» **TASK DETAILS**: Go through the material below and copy each line where the word "this" appears.

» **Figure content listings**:
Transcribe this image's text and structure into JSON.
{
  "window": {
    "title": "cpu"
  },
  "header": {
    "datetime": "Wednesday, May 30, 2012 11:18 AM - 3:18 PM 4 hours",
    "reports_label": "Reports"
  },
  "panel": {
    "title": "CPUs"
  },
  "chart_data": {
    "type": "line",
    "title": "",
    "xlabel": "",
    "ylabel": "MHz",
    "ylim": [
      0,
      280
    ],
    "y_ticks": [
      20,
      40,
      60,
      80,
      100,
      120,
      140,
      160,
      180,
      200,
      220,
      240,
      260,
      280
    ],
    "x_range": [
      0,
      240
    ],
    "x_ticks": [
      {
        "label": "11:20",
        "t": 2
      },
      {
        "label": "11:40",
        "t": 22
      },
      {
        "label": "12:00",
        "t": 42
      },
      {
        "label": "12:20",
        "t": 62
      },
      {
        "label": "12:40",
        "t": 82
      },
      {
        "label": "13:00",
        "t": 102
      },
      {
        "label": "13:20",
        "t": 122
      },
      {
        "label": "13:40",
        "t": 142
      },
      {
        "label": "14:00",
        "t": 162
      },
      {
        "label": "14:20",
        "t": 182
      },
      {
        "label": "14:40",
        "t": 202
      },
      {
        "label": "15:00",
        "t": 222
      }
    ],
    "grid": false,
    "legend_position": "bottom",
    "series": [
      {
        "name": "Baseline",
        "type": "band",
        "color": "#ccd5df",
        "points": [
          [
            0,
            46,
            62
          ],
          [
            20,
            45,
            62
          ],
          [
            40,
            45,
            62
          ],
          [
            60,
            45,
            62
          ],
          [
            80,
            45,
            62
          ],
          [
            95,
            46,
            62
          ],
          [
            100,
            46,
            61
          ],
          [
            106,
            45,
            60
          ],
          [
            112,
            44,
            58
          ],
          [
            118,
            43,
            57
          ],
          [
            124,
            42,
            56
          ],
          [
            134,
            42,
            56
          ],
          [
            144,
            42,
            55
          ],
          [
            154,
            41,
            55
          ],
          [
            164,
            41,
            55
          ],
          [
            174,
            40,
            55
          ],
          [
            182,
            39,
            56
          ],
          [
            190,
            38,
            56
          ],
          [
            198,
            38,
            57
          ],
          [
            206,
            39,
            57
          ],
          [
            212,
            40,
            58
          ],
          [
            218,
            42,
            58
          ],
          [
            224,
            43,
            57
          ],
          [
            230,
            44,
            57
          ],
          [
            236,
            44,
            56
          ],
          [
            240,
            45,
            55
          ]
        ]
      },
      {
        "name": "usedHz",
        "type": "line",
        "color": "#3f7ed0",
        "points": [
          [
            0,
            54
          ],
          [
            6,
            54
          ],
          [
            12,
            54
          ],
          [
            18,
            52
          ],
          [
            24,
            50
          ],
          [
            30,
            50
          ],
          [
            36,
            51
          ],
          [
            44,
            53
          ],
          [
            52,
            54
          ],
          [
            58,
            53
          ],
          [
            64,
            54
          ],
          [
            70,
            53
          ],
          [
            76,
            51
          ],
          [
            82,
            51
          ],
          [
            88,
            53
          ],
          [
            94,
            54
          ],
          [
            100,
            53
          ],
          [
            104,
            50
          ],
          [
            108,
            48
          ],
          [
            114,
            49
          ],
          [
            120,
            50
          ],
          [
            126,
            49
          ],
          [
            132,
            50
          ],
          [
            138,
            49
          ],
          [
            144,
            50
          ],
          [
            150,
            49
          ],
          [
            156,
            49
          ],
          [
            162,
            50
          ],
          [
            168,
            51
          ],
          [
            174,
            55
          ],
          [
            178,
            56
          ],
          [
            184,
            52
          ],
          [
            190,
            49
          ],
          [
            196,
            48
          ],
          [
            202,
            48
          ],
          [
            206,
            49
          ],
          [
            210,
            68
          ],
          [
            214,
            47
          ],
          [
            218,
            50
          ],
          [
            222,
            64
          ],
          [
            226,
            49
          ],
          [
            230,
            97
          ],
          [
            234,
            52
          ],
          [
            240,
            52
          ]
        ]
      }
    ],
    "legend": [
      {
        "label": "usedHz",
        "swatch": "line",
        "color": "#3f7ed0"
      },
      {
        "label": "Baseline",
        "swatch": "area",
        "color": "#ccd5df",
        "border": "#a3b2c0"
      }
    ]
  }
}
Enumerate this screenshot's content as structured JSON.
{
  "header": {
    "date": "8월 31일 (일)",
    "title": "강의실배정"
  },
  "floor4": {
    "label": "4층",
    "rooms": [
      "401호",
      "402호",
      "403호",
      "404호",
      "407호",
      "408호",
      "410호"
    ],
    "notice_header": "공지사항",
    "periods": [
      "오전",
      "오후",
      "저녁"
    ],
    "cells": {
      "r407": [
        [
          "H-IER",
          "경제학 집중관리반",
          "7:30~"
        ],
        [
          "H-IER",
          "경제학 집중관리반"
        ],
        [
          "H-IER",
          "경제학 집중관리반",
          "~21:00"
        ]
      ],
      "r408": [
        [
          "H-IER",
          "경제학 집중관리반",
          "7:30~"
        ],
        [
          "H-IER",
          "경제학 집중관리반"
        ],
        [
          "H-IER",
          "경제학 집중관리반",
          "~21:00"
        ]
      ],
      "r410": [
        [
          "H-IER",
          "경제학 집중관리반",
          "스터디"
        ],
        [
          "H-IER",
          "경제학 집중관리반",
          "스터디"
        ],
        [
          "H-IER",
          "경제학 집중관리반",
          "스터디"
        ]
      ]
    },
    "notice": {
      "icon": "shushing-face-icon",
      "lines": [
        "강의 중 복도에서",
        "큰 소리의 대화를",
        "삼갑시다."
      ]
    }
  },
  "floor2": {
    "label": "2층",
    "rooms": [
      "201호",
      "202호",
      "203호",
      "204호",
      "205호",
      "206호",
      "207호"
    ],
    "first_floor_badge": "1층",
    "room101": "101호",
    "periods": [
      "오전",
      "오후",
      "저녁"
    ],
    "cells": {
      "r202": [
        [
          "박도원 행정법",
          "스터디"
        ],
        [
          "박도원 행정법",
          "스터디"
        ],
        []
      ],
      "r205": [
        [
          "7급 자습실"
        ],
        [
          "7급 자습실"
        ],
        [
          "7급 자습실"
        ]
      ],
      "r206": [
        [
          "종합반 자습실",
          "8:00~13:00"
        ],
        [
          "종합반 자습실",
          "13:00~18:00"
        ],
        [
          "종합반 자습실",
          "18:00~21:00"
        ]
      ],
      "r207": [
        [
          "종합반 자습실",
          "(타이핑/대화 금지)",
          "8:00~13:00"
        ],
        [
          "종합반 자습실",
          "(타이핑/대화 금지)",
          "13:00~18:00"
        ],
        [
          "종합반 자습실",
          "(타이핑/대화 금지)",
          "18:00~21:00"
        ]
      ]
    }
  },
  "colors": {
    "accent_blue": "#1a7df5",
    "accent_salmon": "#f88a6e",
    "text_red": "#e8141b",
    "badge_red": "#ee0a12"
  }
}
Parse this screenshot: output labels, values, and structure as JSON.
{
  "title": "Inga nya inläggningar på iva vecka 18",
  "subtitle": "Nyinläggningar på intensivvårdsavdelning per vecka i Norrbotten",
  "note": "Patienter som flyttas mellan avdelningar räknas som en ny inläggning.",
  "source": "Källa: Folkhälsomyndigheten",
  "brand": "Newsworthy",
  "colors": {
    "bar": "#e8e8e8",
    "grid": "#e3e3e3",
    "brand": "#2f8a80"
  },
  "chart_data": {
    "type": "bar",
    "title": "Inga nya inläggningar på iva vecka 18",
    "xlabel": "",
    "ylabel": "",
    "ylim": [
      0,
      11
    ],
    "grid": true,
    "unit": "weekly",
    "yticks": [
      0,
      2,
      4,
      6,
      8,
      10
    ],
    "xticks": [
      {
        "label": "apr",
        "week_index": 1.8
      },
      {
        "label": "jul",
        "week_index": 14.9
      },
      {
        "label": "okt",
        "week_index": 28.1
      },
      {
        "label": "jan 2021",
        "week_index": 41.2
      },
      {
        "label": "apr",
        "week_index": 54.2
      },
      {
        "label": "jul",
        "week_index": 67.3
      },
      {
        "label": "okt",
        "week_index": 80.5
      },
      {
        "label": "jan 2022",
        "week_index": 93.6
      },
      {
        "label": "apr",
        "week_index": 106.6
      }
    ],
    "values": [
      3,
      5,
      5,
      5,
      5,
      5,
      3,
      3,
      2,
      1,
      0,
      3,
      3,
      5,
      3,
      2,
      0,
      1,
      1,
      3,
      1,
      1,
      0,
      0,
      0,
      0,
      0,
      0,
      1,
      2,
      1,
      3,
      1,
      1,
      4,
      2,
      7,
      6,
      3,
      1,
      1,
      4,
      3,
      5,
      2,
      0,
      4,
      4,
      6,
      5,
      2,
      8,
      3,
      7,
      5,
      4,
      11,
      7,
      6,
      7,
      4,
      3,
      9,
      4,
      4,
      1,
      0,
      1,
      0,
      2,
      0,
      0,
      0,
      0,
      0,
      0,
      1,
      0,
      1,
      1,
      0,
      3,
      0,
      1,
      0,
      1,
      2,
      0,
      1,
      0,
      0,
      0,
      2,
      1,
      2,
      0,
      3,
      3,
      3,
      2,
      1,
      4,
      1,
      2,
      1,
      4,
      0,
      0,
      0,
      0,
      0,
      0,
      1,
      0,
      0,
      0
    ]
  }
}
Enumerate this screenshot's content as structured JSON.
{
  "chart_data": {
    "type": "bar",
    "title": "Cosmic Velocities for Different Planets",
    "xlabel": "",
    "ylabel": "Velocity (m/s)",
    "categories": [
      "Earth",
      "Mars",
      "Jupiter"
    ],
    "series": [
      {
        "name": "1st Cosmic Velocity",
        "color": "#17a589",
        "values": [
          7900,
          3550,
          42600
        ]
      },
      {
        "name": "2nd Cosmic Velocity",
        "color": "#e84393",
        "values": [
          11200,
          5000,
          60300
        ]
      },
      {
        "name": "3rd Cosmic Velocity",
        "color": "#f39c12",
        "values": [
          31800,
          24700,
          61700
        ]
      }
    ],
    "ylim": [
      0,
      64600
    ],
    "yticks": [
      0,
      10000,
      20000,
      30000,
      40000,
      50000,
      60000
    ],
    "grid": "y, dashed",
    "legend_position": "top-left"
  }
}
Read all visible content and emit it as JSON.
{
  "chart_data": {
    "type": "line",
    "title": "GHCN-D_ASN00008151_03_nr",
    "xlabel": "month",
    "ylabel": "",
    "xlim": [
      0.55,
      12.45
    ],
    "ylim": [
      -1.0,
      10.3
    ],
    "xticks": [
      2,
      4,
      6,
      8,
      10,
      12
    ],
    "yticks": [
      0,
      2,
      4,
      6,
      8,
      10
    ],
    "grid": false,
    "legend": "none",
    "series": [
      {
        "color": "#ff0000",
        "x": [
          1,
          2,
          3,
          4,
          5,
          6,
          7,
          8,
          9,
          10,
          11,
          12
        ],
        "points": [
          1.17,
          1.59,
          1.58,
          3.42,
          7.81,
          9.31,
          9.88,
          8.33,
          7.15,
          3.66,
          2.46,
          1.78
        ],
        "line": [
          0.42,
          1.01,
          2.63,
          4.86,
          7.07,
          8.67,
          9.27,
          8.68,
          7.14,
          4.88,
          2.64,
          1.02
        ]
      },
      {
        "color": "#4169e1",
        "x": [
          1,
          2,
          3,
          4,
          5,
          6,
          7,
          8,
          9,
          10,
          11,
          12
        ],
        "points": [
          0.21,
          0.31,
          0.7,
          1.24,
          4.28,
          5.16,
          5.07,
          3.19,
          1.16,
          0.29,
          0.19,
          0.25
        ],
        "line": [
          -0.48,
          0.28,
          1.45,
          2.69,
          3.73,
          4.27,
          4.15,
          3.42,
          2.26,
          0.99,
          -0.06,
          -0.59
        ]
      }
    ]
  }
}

» **WORKED ANSWER**:
Transcribe this image's text and structure into JSON.
Enumerate this screenshot's content as structured JSON.
Parse this screenshot: output labels, values, and structure as JSON.
Enumerate this screenshot's content as structured JSON.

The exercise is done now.